Exercise prompt: Work out how many lines in the entries below include the word "moving", and give only that figure.

Input for this task:
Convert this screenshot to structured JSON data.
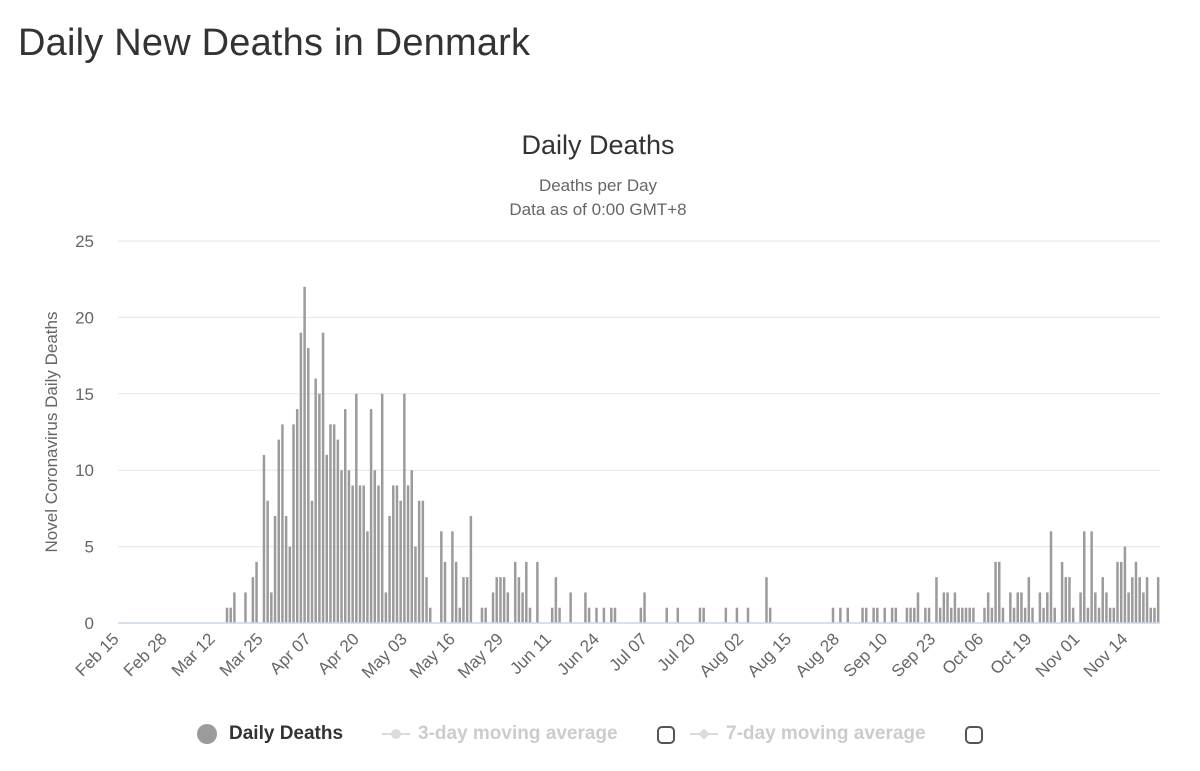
{
  "page": {
    "title": "Daily New Deaths in Denmark"
  },
  "chart_data": {
    "type": "bar",
    "title": "Daily Deaths",
    "subtitle": "Deaths per Day",
    "subtitle2": "Data as of 0:00 GMT+8",
    "ylabel": "Novel Coronavirus Daily Deaths",
    "ylim": [
      0,
      25
    ],
    "yticks": [
      0,
      5,
      10,
      15,
      20,
      25
    ],
    "xticks": [
      "Feb 15",
      "Feb 28",
      "Mar 12",
      "Mar 25",
      "Apr 07",
      "Apr 20",
      "May 03",
      "May 16",
      "May 29",
      "Jun 11",
      "Jun 24",
      "Jul 07",
      "Jul 20",
      "Aug 02",
      "Aug 15",
      "Aug 28",
      "Sep 10",
      "Sep 23",
      "Oct 06",
      "Oct 19",
      "Nov 01",
      "Nov 14"
    ],
    "first_date": "Feb 15",
    "last_date": "Nov 14",
    "grid": true,
    "color": "#9b9b9b",
    "series": [
      {
        "name": "Daily Deaths",
        "values": [
          0,
          0,
          0,
          0,
          0,
          0,
          0,
          0,
          0,
          0,
          0,
          0,
          0,
          0,
          0,
          0,
          0,
          0,
          0,
          0,
          0,
          0,
          0,
          0,
          0,
          0,
          0,
          0,
          0,
          1,
          1,
          2,
          0,
          0,
          2,
          0,
          3,
          4,
          0,
          11,
          8,
          2,
          7,
          12,
          13,
          7,
          5,
          13,
          14,
          19,
          22,
          18,
          8,
          16,
          15,
          19,
          11,
          13,
          13,
          12,
          10,
          14,
          10,
          9,
          15,
          9,
          9,
          6,
          14,
          10,
          9,
          15,
          2,
          7,
          9,
          9,
          8,
          15,
          9,
          10,
          5,
          8,
          8,
          3,
          1,
          0,
          0,
          6,
          4,
          0,
          6,
          4,
          1,
          3,
          3,
          7,
          0,
          0,
          1,
          1,
          0,
          2,
          3,
          3,
          3,
          2,
          0,
          4,
          3,
          2,
          4,
          1,
          0,
          4,
          0,
          0,
          0,
          1,
          3,
          1,
          0,
          0,
          2,
          0,
          0,
          0,
          2,
          1,
          0,
          1,
          0,
          1,
          0,
          1,
          1,
          0,
          0,
          0,
          0,
          0,
          0,
          1,
          2,
          0,
          0,
          0,
          0,
          0,
          1,
          0,
          0,
          1,
          0,
          0,
          0,
          0,
          0,
          1,
          1,
          0,
          0,
          0,
          0,
          0,
          1,
          0,
          0,
          1,
          0,
          0,
          1,
          0,
          0,
          0,
          0,
          3,
          1,
          0,
          0,
          0,
          0,
          0,
          0,
          0,
          0,
          0,
          0,
          0,
          0,
          0,
          0,
          0,
          0,
          1,
          0,
          1,
          0,
          1,
          0,
          0,
          0,
          1,
          1,
          0,
          1,
          1,
          0,
          1,
          0,
          1,
          1,
          0,
          0,
          1,
          1,
          1,
          2,
          0,
          1,
          1,
          0,
          3,
          1,
          2,
          2,
          1,
          2,
          1,
          1,
          1,
          1,
          1,
          0,
          0,
          1,
          2,
          1,
          4,
          4,
          1,
          0,
          2,
          1,
          2,
          2,
          1,
          3,
          1,
          0,
          2,
          1,
          2,
          6,
          1,
          0,
          4,
          3,
          3,
          1,
          0,
          2,
          6,
          1,
          6,
          2,
          1,
          3,
          2,
          1,
          1,
          4,
          4,
          5,
          2,
          3,
          4,
          3,
          2,
          3,
          1,
          1,
          3
        ]
      }
    ],
    "legend": [
      {
        "name": "Daily Deaths",
        "active": true
      },
      {
        "name": "3-day moving average",
        "active": false
      },
      {
        "name": "7-day moving average",
        "active": false
      }
    ]
  }
}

Response to this exercise: 2